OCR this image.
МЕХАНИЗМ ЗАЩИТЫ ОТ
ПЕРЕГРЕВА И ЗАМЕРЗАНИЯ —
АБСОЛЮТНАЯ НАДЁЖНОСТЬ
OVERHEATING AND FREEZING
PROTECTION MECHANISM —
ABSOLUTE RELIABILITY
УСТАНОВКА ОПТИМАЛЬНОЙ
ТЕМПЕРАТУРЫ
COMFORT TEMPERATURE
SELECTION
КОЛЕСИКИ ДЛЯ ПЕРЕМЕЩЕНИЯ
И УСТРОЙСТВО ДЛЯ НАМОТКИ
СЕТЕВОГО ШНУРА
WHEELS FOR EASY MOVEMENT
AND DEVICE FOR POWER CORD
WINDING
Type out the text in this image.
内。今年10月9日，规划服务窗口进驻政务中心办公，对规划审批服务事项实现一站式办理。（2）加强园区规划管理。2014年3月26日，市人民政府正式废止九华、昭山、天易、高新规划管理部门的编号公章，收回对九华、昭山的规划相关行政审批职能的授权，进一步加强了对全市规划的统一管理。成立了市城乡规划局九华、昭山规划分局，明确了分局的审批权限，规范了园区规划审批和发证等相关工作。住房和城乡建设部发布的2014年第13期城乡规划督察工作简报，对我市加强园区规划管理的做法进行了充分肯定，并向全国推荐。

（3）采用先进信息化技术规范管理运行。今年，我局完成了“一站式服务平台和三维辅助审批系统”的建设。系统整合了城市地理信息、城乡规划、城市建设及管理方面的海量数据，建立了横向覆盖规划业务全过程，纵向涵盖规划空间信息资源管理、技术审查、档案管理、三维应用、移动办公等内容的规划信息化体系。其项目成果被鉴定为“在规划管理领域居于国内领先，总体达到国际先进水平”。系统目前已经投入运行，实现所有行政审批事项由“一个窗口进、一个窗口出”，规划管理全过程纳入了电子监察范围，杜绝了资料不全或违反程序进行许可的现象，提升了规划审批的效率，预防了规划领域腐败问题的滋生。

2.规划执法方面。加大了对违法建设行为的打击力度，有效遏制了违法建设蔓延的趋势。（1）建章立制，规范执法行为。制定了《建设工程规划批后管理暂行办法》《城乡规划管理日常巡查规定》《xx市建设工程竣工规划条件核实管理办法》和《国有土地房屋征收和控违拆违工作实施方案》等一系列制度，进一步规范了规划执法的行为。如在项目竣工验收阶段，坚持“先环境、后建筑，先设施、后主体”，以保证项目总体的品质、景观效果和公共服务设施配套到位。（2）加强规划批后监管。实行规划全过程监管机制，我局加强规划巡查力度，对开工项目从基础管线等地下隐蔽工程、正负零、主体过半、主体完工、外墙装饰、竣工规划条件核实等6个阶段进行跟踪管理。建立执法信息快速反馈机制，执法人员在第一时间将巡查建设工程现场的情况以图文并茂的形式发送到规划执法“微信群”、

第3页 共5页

# [WRITTEN TASK]
Reproduce all of the entries word for word.

# [EXERCISE RESULT]
OCR this image.
МЕХАНИЗМ ЗАЩИТЫ ОТ
ПЕРЕГРЕВА И ЗАМЕРЗАНИЯ —
АБСОЛЮТНАЯ НАДЁЖНОСТЬ
OVERHEATING AND FREEZING
PROTECTION MECHANISM —
ABSOLUTE RELIABILITY
УСТАНОВКА ОПТИМАЛЬНОЙ
ТЕМПЕРАТУРЫ
COMFORT TEMPERATURE
SELECTION
КОЛЕСИКИ ДЛЯ ПЕРЕМЕЩЕНИЯ
И УСТРОЙСТВО ДЛЯ НАМОТКИ
СЕТЕВОГО ШНУРА
WHEELS FOR EASY MOVEMENT
AND DEVICE FOR POWER CORD
WINDING
Type out the text in this image.
内。今年10月9日，规划服务窗口进驻政务中心办公，对规划审批服务事项实现一站式办理。（2）加强园区规划管理。2014年3月26日，市人民政府正式废止九华、昭山、天易、高新规划管理部门的编号公章，收回对九华、昭山的规划相关行政审批职能的授权，进一步加强了对全市规划的统一管理。成立了市城乡规划局九华、昭山规划分局，明确了分局的审批权限，规范了园区规划审批和发证等相关工作。住房和城乡建设部发布的2014年第13期城乡规划督察工作简报，对我市加强园区规划管理的做法进行了充分肯定，并向全国推荐。

（3）采用先进信息化技术规范管理运行。今年，我局完成了“一站式服务平台和三维辅助审批系统”的建设。系统整合了城市地理信息、城乡规划、城市建设及管理方面的海量数据，建立了横向覆盖规划业务全过程，纵向涵盖规划空间信息资源管理、技术审查、档案管理、三维应用、移动办公等内容的规划信息化体系。其项目成果被鉴定为“在规划管理领域居于国内领先，总体达到国际先进水平”。系统目前已经投入运行，实现所有行政审批事项由“一个窗口进、一个窗口出”，规划管理全过程纳入了电子监察范围，杜绝了资料不全或违反程序进行许可的现象，提升了规划审批的效率，预防了规划领域腐败问题的滋生。

2.规划执法方面。加大了对违法建设行为的打击力度，有效遏制了违法建设蔓延的趋势。（1）建章立制，规范执法行为。制定了《建设工程规划批后管理暂行办法》《城乡规划管理日常巡查规定》《xx市建设工程竣工规划条件核实管理办法》和《国有土地房屋征收和控违拆违工作实施方案》等一系列制度，进一步规范了规划执法的行为。如在项目竣工验收阶段，坚持“先环境、后建筑，先设施、后主体”，以保证项目总体的品质、景观效果和公共服务设施配套到位。（2）加强规划批后监管。实行规划全过程监管机制，我局加强规划巡查力度，对开工项目从基础管线等地下隐蔽工程、正负零、主体过半、主体完工、外墙装饰、竣工规划条件核实等6个阶段进行跟踪管理。建立执法信息快速反馈机制，执法人员在第一时间将巡查建设工程现场的情况以图文并茂的形式发送到规划执法“微信群”、

第3页 共5页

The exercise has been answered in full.